» Task statement
Go through the entries below and write each one out exactly.

» Source data

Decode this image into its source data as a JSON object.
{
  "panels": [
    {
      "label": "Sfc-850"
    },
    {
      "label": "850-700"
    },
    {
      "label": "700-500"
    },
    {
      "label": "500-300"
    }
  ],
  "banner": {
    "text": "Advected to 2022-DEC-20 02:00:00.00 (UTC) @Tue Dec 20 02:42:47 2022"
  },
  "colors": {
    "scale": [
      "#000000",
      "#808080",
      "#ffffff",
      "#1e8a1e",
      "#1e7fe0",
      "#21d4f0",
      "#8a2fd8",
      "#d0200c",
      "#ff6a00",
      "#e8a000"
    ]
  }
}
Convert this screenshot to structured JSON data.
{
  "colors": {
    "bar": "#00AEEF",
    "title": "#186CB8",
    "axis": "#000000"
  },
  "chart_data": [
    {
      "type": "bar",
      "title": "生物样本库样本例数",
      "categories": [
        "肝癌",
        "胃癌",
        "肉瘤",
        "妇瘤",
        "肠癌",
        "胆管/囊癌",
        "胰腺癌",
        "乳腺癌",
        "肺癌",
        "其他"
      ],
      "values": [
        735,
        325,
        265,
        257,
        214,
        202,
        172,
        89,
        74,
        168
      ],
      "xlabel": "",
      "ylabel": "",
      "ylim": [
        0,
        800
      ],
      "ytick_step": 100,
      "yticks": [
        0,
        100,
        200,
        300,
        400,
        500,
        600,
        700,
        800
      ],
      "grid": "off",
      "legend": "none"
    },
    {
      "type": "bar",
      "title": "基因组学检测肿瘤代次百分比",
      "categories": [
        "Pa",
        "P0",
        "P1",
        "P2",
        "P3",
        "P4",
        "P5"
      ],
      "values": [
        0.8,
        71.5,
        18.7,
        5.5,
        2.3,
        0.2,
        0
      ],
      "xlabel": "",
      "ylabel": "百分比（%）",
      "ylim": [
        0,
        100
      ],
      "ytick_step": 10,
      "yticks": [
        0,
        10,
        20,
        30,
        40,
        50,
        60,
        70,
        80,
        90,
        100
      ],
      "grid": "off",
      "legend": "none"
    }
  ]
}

» Exercise result
Decode this image into its source data as a JSON object.
{
  "panels": [
    {
      "label": "Sfc-850"
    },
    {
      "label": "850-700"
    },
    {
      "label": "700-500"
    },
    {
      "label": "500-300"
    }
  ],
  "banner": {
    "text": "Advected to 2022-DEC-20 02:00:00.00 (UTC) @Tue Dec 20 02:42:47 2022"
  },
  "colors": {
    "scale": [
      "#000000",
      "#808080",
      "#ffffff",
      "#1e8a1e",
      "#1e7fe0",
      "#21d4f0",
      "#8a2fd8",
      "#d0200c",
      "#ff6a00",
      "#e8a000"
    ]
  }
}
Convert this screenshot to structured JSON data.
{
  "colors": {
    "bar": "#00AEEF",
    "title": "#186CB8",
    "axis": "#000000"
  },
  "chart_data": [
    {
      "type": "bar",
      "title": "生物样本库样本例数",
      "categories": [
        "肝癌",
        "胃癌",
        "肉瘤",
        "妇瘤",
        "肠癌",
        "胆管/囊癌",
        "胰腺癌",
        "乳腺癌",
        "肺癌",
        "其他"
      ],
      "values": [
        735,
        325,
        265,
        257,
        214,
        202,
        172,
        89,
        74,
        168
      ],
      "xlabel": "",
      "ylabel": "",
      "ylim": [
        0,
        800
      ],
      "ytick_step": 100,
      "yticks": [
        0,
        100,
        200,
        300,
        400,
        500,
        600,
        700,
        800
      ],
      "grid": "off",
      "legend": "none"
    },
    {
      "type": "bar",
      "title": "基因组学检测肿瘤代次百分比",
      "categories": [
        "Pa",
        "P0",
        "P1",
        "P2",
        "P3",
        "P4",
        "P5"
      ],
      "values": [
        0.8,
        71.5,
        18.7,
        5.5,
        2.3,
        0.2,
        0
      ],
      "xlabel": "",
      "ylabel": "百分比（%）",
      "ylim": [
        0,
        100
      ],
      "ytick_step": 10,
      "yticks": [
        0,
        10,
        20,
        30,
        40,
        50,
        60,
        70,
        80,
        90,
        100
      ],
      "grid": "off",
      "legend": "none"
    }
  ]
}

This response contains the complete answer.